● **Task description**
Reproduce the records. Keep every word exact and include no images.

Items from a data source
■ ■ ■

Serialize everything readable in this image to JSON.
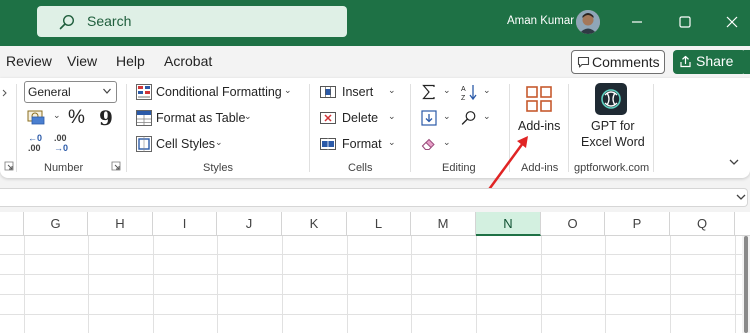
{
  "title_bar": {
    "search_placeholder": "Search",
    "user_name": "Aman Kumar"
  },
  "tabs": [
    "Review",
    "View",
    "Help",
    "Acrobat"
  ],
  "header_buttons": {
    "comments": "Comments",
    "share": "Share"
  },
  "ribbon": {
    "number": {
      "label": "Number",
      "format_value": "General",
      "percent": "%",
      "comma": "9",
      "increase_decimal_top": "←0",
      "increase_decimal_bottom": ".00",
      "decrease_decimal_top": ".00",
      "decrease_decimal_bottom": "→0"
    },
    "styles": {
      "label": "Styles",
      "conditional_formatting": "Conditional Formatting",
      "format_as_table": "Format as Table",
      "cell_styles": "Cell Styles"
    },
    "cells": {
      "label": "Cells",
      "insert": "Insert",
      "delete": "Delete",
      "format": "Format"
    },
    "editing": {
      "label": "Editing"
    },
    "addins": {
      "label": "Add-ins",
      "button": "Add-ins"
    },
    "gpt": {
      "label": "gptforwork.com",
      "button_line1": "GPT for",
      "button_line2": "Excel Word"
    }
  },
  "columns": [
    "G",
    "H",
    "I",
    "J",
    "K",
    "L",
    "M",
    "N",
    "O",
    "P",
    "Q"
  ],
  "selected_column": "N",
  "colors": {
    "brand_green": "#1e7145",
    "annotation_arrow": "#e02424",
    "selected_column_fill": "#d3f0e0"
  }
}
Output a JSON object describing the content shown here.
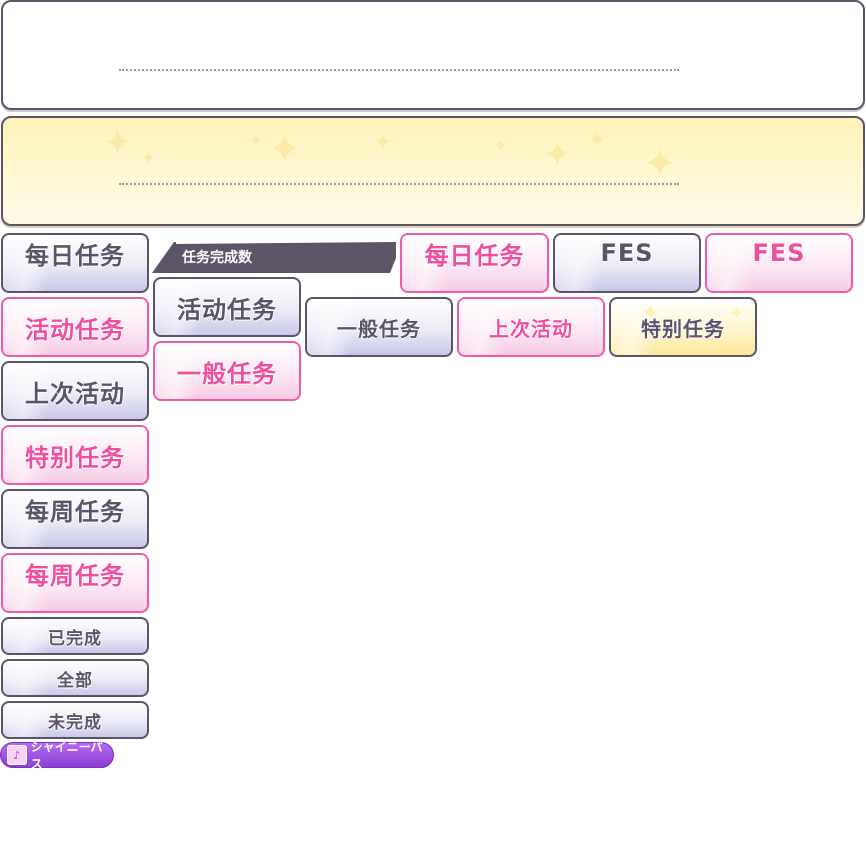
{
  "header": {
    "white_panel_text": "",
    "yellow_panel_text": ""
  },
  "left_column": [
    {
      "label": "每日任务",
      "style": "dark"
    },
    {
      "label": "活动任务",
      "style": "pink"
    },
    {
      "label": "上次活动",
      "style": "dark"
    },
    {
      "label": "特别任务",
      "style": "pink"
    },
    {
      "label": "每周任务",
      "style": "dark"
    },
    {
      "label": "每周任务",
      "style": "pink"
    }
  ],
  "filters": [
    {
      "label": "已完成"
    },
    {
      "label": "全部"
    },
    {
      "label": "未完成"
    }
  ],
  "completion_banner": {
    "label": "任务完成数"
  },
  "middle_column": [
    {
      "label": "活动任务",
      "style": "dark"
    },
    {
      "label": "一般任务",
      "style": "pink"
    }
  ],
  "top_row": [
    {
      "label": "每日任务",
      "style": "pink"
    },
    {
      "label": "FES",
      "style": "dark"
    },
    {
      "label": "FES",
      "style": "pink"
    }
  ],
  "second_row": [
    {
      "label": "一般任务",
      "style": "dark"
    },
    {
      "label": "上次活动",
      "style": "pink"
    },
    {
      "label": "特别任务",
      "style": "gold"
    }
  ],
  "pass_badge": {
    "label": "シャイニーパス"
  },
  "colors": {
    "dark_border": "#5b5367",
    "pink_border": "#f25aa8",
    "pink_text": "#f04d9f",
    "gold_fill": "#fde79a",
    "banner": "#5d5567",
    "pass_purple": "#8a3fd6"
  }
}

■ ■ ■

● **Full solution**
Serialize everything readable in this image to JSON.
{
  "title_bar": {
    "search_placeholder": "Search",
    "user_name": "Aman Kumar"
  },
  "tabs": [
    "Review",
    "View",
    "Help",
    "Acrobat"
  ],
  "header_buttons": {
    "comments": "Comments",
    "share": "Share"
  },
  "ribbon": {
    "number": {
      "label": "Number",
      "format_value": "General",
      "percent": "%",
      "comma": "9",
      "increase_decimal_top": "←0",
      "increase_decimal_bottom": ".00",
      "decrease_decimal_top": ".00",
      "decrease_decimal_bottom": "→0"
    },
    "styles": {
      "label": "Styles",
      "conditional_formatting": "Conditional Formatting",
      "format_as_table": "Format as Table",
      "cell_styles": "Cell Styles"
    },
    "cells": {
      "label": "Cells",
      "insert": "Insert",
      "delete": "Delete",
      "format": "Format"
    },
    "editing": {
      "label": "Editing"
    },
    "addins": {
      "label": "Add-ins",
      "button": "Add-ins"
    },
    "gpt": {
      "label": "gptforwork.com",
      "button_line1": "GPT for",
      "button_line2": "Excel Word"
    }
  },
  "columns": [
    "G",
    "H",
    "I",
    "J",
    "K",
    "L",
    "M",
    "N",
    "O",
    "P",
    "Q"
  ],
  "selected_column": "N",
  "colors": {
    "brand_green": "#1e7145",
    "annotation_arrow": "#e02424",
    "selected_column_fill": "#d3f0e0"
  }
}
Output a JSON object describing the content shown here.
{
  "header": {
    "white_panel_text": "",
    "yellow_panel_text": ""
  },
  "left_column": [
    {
      "label": "每日任务",
      "style": "dark"
    },
    {
      "label": "活动任务",
      "style": "pink"
    },
    {
      "label": "上次活动",
      "style": "dark"
    },
    {
      "label": "特别任务",
      "style": "pink"
    },
    {
      "label": "每周任务",
      "style": "dark"
    },
    {
      "label": "每周任务",
      "style": "pink"
    }
  ],
  "filters": [
    {
      "label": "已完成"
    },
    {
      "label": "全部"
    },
    {
      "label": "未完成"
    }
  ],
  "completion_banner": {
    "label": "任务完成数"
  },
  "middle_column": [
    {
      "label": "活动任务",
      "style": "dark"
    },
    {
      "label": "一般任务",
      "style": "pink"
    }
  ],
  "top_row": [
    {
      "label": "每日任务",
      "style": "pink"
    },
    {
      "label": "FES",
      "style": "dark"
    },
    {
      "label": "FES",
      "style": "pink"
    }
  ],
  "second_row": [
    {
      "label": "一般任务",
      "style": "dark"
    },
    {
      "label": "上次活动",
      "style": "pink"
    },
    {
      "label": "特别任务",
      "style": "gold"
    }
  ],
  "pass_badge": {
    "label": "シャイニーパス"
  },
  "colors": {
    "dark_border": "#5b5367",
    "pink_border": "#f25aa8",
    "pink_text": "#f04d9f",
    "gold_fill": "#fde79a",
    "banner": "#5d5567",
    "pass_purple": "#8a3fd6"
  }
}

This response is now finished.